__WHAT IS ASKED__: Set down each line of the material that follows, exactly, with no pictures.
───── DATASET EXCERPTS
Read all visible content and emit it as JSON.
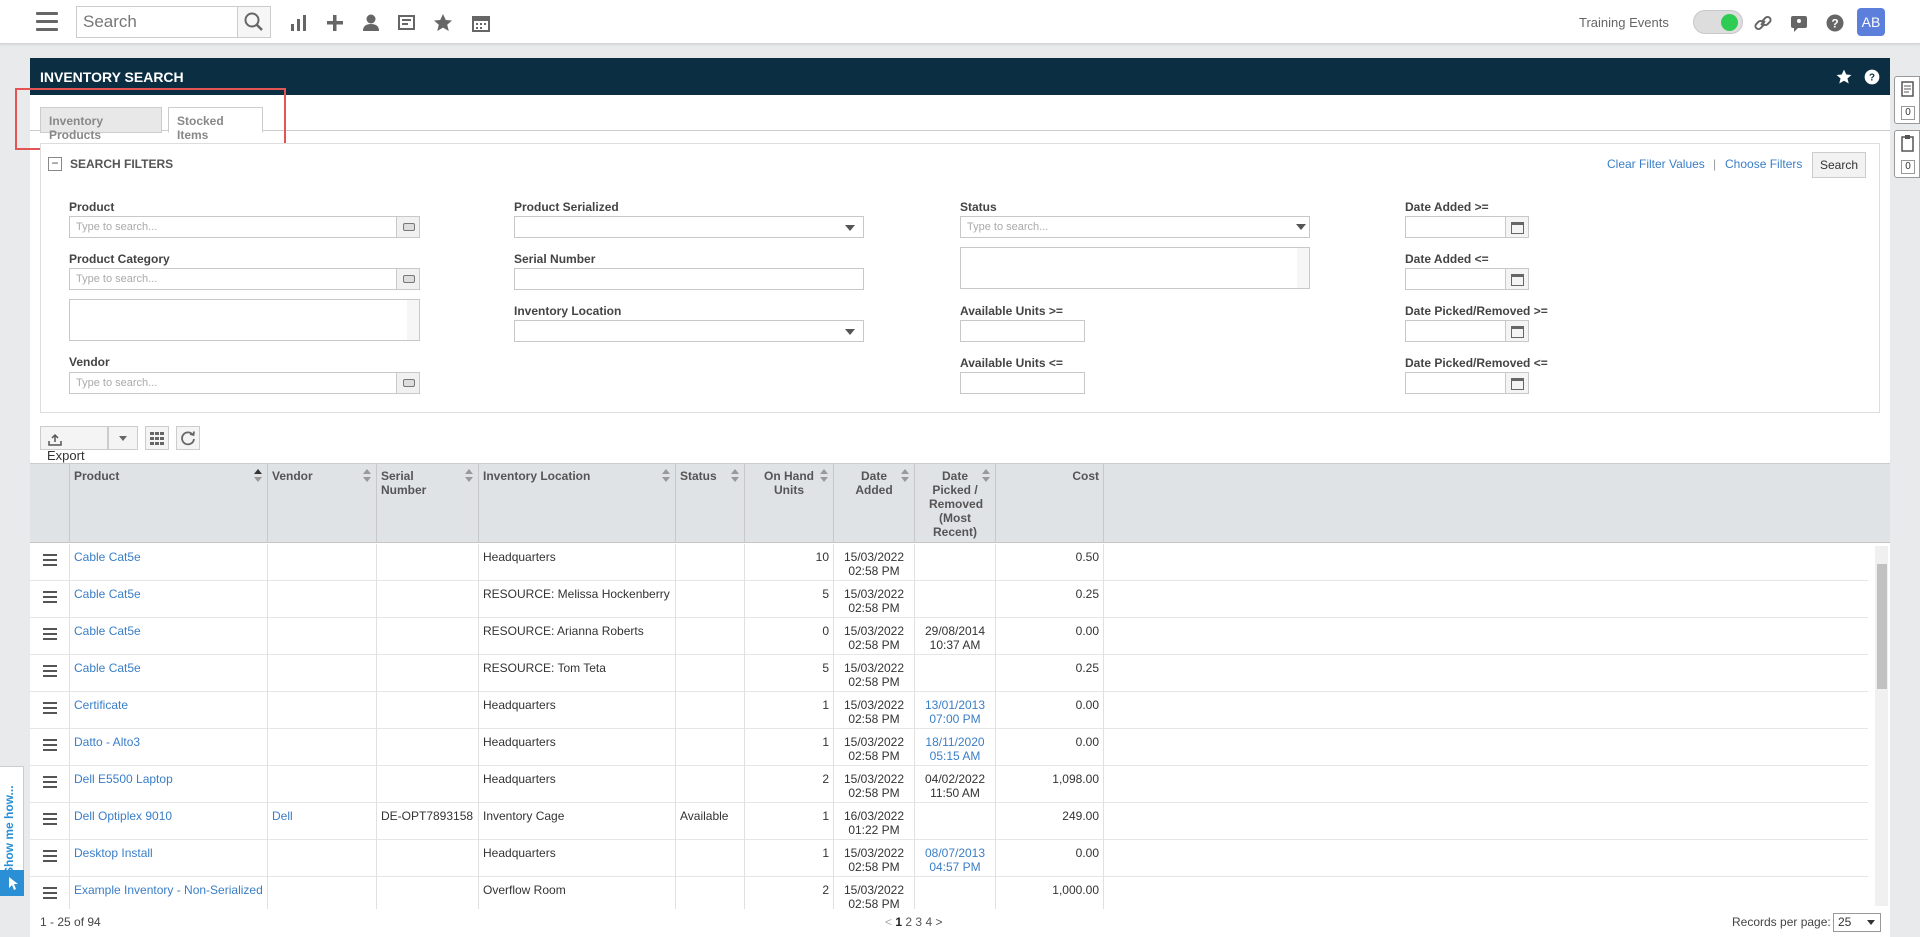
{
  "topbar": {
    "search_placeholder": "Search",
    "training_label": "Training Events",
    "avatar_initials": "AB",
    "toggle_on": true,
    "icons": [
      "chart-icon",
      "plus-icon",
      "user-icon",
      "ticket-icon",
      "star-icon",
      "calendar-icon",
      "link-icon",
      "chat-icon",
      "help-icon"
    ]
  },
  "panel": {
    "title": "INVENTORY SEARCH",
    "tabs": [
      "Inventory Products",
      "Stocked Items"
    ],
    "active_tab": "Stocked Items"
  },
  "filters": {
    "title": "SEARCH FILTERS",
    "clear_label": "Clear Filter Values",
    "separator": "|",
    "choose_label": "Choose Filters",
    "search_label": "Search",
    "product": {
      "label": "Product",
      "placeholder": "Type to search..."
    },
    "product_category": {
      "label": "Product Category",
      "placeholder": "Type to search..."
    },
    "vendor": {
      "label": "Vendor",
      "placeholder": "Type to search..."
    },
    "product_serialized": {
      "label": "Product Serialized"
    },
    "serial_number": {
      "label": "Serial Number"
    },
    "inventory_location": {
      "label": "Inventory Location"
    },
    "status": {
      "label": "Status",
      "placeholder": "Type to search..."
    },
    "available_ge": {
      "label": "Available Units >="
    },
    "available_le": {
      "label": "Available Units <="
    },
    "date_added_ge": {
      "label": "Date Added >="
    },
    "date_added_le": {
      "label": "Date Added <="
    },
    "date_picked_ge": {
      "label": "Date Picked/Removed >="
    },
    "date_picked_le": {
      "label": "Date Picked/Removed <="
    }
  },
  "toolbar": {
    "export_label": "Export"
  },
  "grid": {
    "columns": [
      "Product",
      "Vendor",
      "Serial Number",
      "Inventory Location",
      "Status",
      "On Hand Units",
      "Date Added",
      "Date Picked / Removed (Most Recent)",
      "Cost"
    ],
    "rows": [
      {
        "product": "Cable Cat5e",
        "vendor": "",
        "serial": "",
        "location": "Headquarters",
        "status": "",
        "onhand": "10",
        "added1": "15/03/2022",
        "added2": "02:58 PM",
        "picked1": "",
        "picked2": "",
        "picked_link": false,
        "cost": "0.50"
      },
      {
        "product": "Cable Cat5e",
        "vendor": "",
        "serial": "",
        "location": "RESOURCE: Melissa Hockenberry",
        "status": "",
        "onhand": "5",
        "added1": "15/03/2022",
        "added2": "02:58 PM",
        "picked1": "",
        "picked2": "",
        "picked_link": false,
        "cost": "0.25"
      },
      {
        "product": "Cable Cat5e",
        "vendor": "",
        "serial": "",
        "location": "RESOURCE: Arianna Roberts",
        "status": "",
        "onhand": "0",
        "added1": "15/03/2022",
        "added2": "02:58 PM",
        "picked1": "29/08/2014",
        "picked2": "10:37 AM",
        "picked_link": false,
        "cost": "0.00"
      },
      {
        "product": "Cable Cat5e",
        "vendor": "",
        "serial": "",
        "location": "RESOURCE: Tom Teta",
        "status": "",
        "onhand": "5",
        "added1": "15/03/2022",
        "added2": "02:58 PM",
        "picked1": "",
        "picked2": "",
        "picked_link": false,
        "cost": "0.25"
      },
      {
        "product": "Certificate",
        "vendor": "",
        "serial": "",
        "location": "Headquarters",
        "status": "",
        "onhand": "1",
        "added1": "15/03/2022",
        "added2": "02:58 PM",
        "picked1": "13/01/2013",
        "picked2": "07:00 PM",
        "picked_link": true,
        "cost": "0.00"
      },
      {
        "product": "Datto - Alto3",
        "vendor": "",
        "serial": "",
        "location": "Headquarters",
        "status": "",
        "onhand": "1",
        "added1": "15/03/2022",
        "added2": "02:58 PM",
        "picked1": "18/11/2020",
        "picked2": "05:15 AM",
        "picked_link": true,
        "cost": "0.00"
      },
      {
        "product": "Dell E5500 Laptop",
        "vendor": "",
        "serial": "",
        "location": "Headquarters",
        "status": "",
        "onhand": "2",
        "added1": "15/03/2022",
        "added2": "02:58 PM",
        "picked1": "04/02/2022",
        "picked2": "11:50 AM",
        "picked_link": false,
        "cost": "1,098.00"
      },
      {
        "product": "Dell Optiplex 9010",
        "vendor": "Dell",
        "serial": "DE-OPT7893158",
        "location": "Inventory Cage",
        "status": "Available",
        "onhand": "1",
        "added1": "16/03/2022",
        "added2": "01:22 PM",
        "picked1": "",
        "picked2": "",
        "picked_link": false,
        "cost": "249.00"
      },
      {
        "product": "Desktop Install",
        "vendor": "",
        "serial": "",
        "location": "Headquarters",
        "status": "",
        "onhand": "1",
        "added1": "15/03/2022",
        "added2": "02:58 PM",
        "picked1": "08/07/2013",
        "picked2": "04:57 PM",
        "picked_link": true,
        "cost": "0.00"
      },
      {
        "product": "Example Inventory - Non-Serialized",
        "vendor": "",
        "serial": "",
        "location": "Overflow Room",
        "status": "",
        "onhand": "2",
        "added1": "15/03/2022",
        "added2": "02:58 PM",
        "picked1": "",
        "picked2": "",
        "picked_link": false,
        "cost": "1,000.00"
      }
    ]
  },
  "footer": {
    "range": "1 - 25 of 94",
    "prev": "<",
    "pages": [
      "1",
      "2",
      "3",
      "4"
    ],
    "next": ">",
    "records_label": "Records per page:",
    "records_value": "25"
  },
  "side": {
    "show_me": "Show me how...",
    "count1": "0",
    "count2": "0"
  }
}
──────────
__OUTPUT OF THE TASK__:
Read all visible content and emit it as JSON.
{
  "topbar": {
    "search_placeholder": "Search",
    "training_label": "Training Events",
    "avatar_initials": "AB",
    "toggle_on": true,
    "icons": [
      "chart-icon",
      "plus-icon",
      "user-icon",
      "ticket-icon",
      "star-icon",
      "calendar-icon",
      "link-icon",
      "chat-icon",
      "help-icon"
    ]
  },
  "panel": {
    "title": "INVENTORY SEARCH",
    "tabs": [
      "Inventory Products",
      "Stocked Items"
    ],
    "active_tab": "Stocked Items"
  },
  "filters": {
    "title": "SEARCH FILTERS",
    "clear_label": "Clear Filter Values",
    "separator": "|",
    "choose_label": "Choose Filters",
    "search_label": "Search",
    "product": {
      "label": "Product",
      "placeholder": "Type to search..."
    },
    "product_category": {
      "label": "Product Category",
      "placeholder": "Type to search..."
    },
    "vendor": {
      "label": "Vendor",
      "placeholder": "Type to search..."
    },
    "product_serialized": {
      "label": "Product Serialized"
    },
    "serial_number": {
      "label": "Serial Number"
    },
    "inventory_location": {
      "label": "Inventory Location"
    },
    "status": {
      "label": "Status",
      "placeholder": "Type to search..."
    },
    "available_ge": {
      "label": "Available Units >="
    },
    "available_le": {
      "label": "Available Units <="
    },
    "date_added_ge": {
      "label": "Date Added >="
    },
    "date_added_le": {
      "label": "Date Added <="
    },
    "date_picked_ge": {
      "label": "Date Picked/Removed >="
    },
    "date_picked_le": {
      "label": "Date Picked/Removed <="
    }
  },
  "toolbar": {
    "export_label": "Export"
  },
  "grid": {
    "columns": [
      "Product",
      "Vendor",
      "Serial Number",
      "Inventory Location",
      "Status",
      "On Hand Units",
      "Date Added",
      "Date Picked / Removed (Most Recent)",
      "Cost"
    ],
    "rows": [
      {
        "product": "Cable Cat5e",
        "vendor": "",
        "serial": "",
        "location": "Headquarters",
        "status": "",
        "onhand": "10",
        "added1": "15/03/2022",
        "added2": "02:58 PM",
        "picked1": "",
        "picked2": "",
        "picked_link": false,
        "cost": "0.50"
      },
      {
        "product": "Cable Cat5e",
        "vendor": "",
        "serial": "",
        "location": "RESOURCE: Melissa Hockenberry",
        "status": "",
        "onhand": "5",
        "added1": "15/03/2022",
        "added2": "02:58 PM",
        "picked1": "",
        "picked2": "",
        "picked_link": false,
        "cost": "0.25"
      },
      {
        "product": "Cable Cat5e",
        "vendor": "",
        "serial": "",
        "location": "RESOURCE: Arianna Roberts",
        "status": "",
        "onhand": "0",
        "added1": "15/03/2022",
        "added2": "02:58 PM",
        "picked1": "29/08/2014",
        "picked2": "10:37 AM",
        "picked_link": false,
        "cost": "0.00"
      },
      {
        "product": "Cable Cat5e",
        "vendor": "",
        "serial": "",
        "location": "RESOURCE: Tom Teta",
        "status": "",
        "onhand": "5",
        "added1": "15/03/2022",
        "added2": "02:58 PM",
        "picked1": "",
        "picked2": "",
        "picked_link": false,
        "cost": "0.25"
      },
      {
        "product": "Certificate",
        "vendor": "",
        "serial": "",
        "location": "Headquarters",
        "status": "",
        "onhand": "1",
        "added1": "15/03/2022",
        "added2": "02:58 PM",
        "picked1": "13/01/2013",
        "picked2": "07:00 PM",
        "picked_link": true,
        "cost": "0.00"
      },
      {
        "product": "Datto - Alto3",
        "vendor": "",
        "serial": "",
        "location": "Headquarters",
        "status": "",
        "onhand": "1",
        "added1": "15/03/2022",
        "added2": "02:58 PM",
        "picked1": "18/11/2020",
        "picked2": "05:15 AM",
        "picked_link": true,
        "cost": "0.00"
      },
      {
        "product": "Dell E5500 Laptop",
        "vendor": "",
        "serial": "",
        "location": "Headquarters",
        "status": "",
        "onhand": "2",
        "added1": "15/03/2022",
        "added2": "02:58 PM",
        "picked1": "04/02/2022",
        "picked2": "11:50 AM",
        "picked_link": false,
        "cost": "1,098.00"
      },
      {
        "product": "Dell Optiplex 9010",
        "vendor": "Dell",
        "serial": "DE-OPT7893158",
        "location": "Inventory Cage",
        "status": "Available",
        "onhand": "1",
        "added1": "16/03/2022",
        "added2": "01:22 PM",
        "picked1": "",
        "picked2": "",
        "picked_link": false,
        "cost": "249.00"
      },
      {
        "product": "Desktop Install",
        "vendor": "",
        "serial": "",
        "location": "Headquarters",
        "status": "",
        "onhand": "1",
        "added1": "15/03/2022",
        "added2": "02:58 PM",
        "picked1": "08/07/2013",
        "picked2": "04:57 PM",
        "picked_link": true,
        "cost": "0.00"
      },
      {
        "product": "Example Inventory - Non-Serialized",
        "vendor": "",
        "serial": "",
        "location": "Overflow Room",
        "status": "",
        "onhand": "2",
        "added1": "15/03/2022",
        "added2": "02:58 PM",
        "picked1": "",
        "picked2": "",
        "picked_link": false,
        "cost": "1,000.00"
      }
    ]
  },
  "footer": {
    "range": "1 - 25 of 94",
    "prev": "<",
    "pages": [
      "1",
      "2",
      "3",
      "4"
    ],
    "next": ">",
    "records_label": "Records per page:",
    "records_value": "25"
  },
  "side": {
    "show_me": "Show me how...",
    "count1": "0",
    "count2": "0"
  }
}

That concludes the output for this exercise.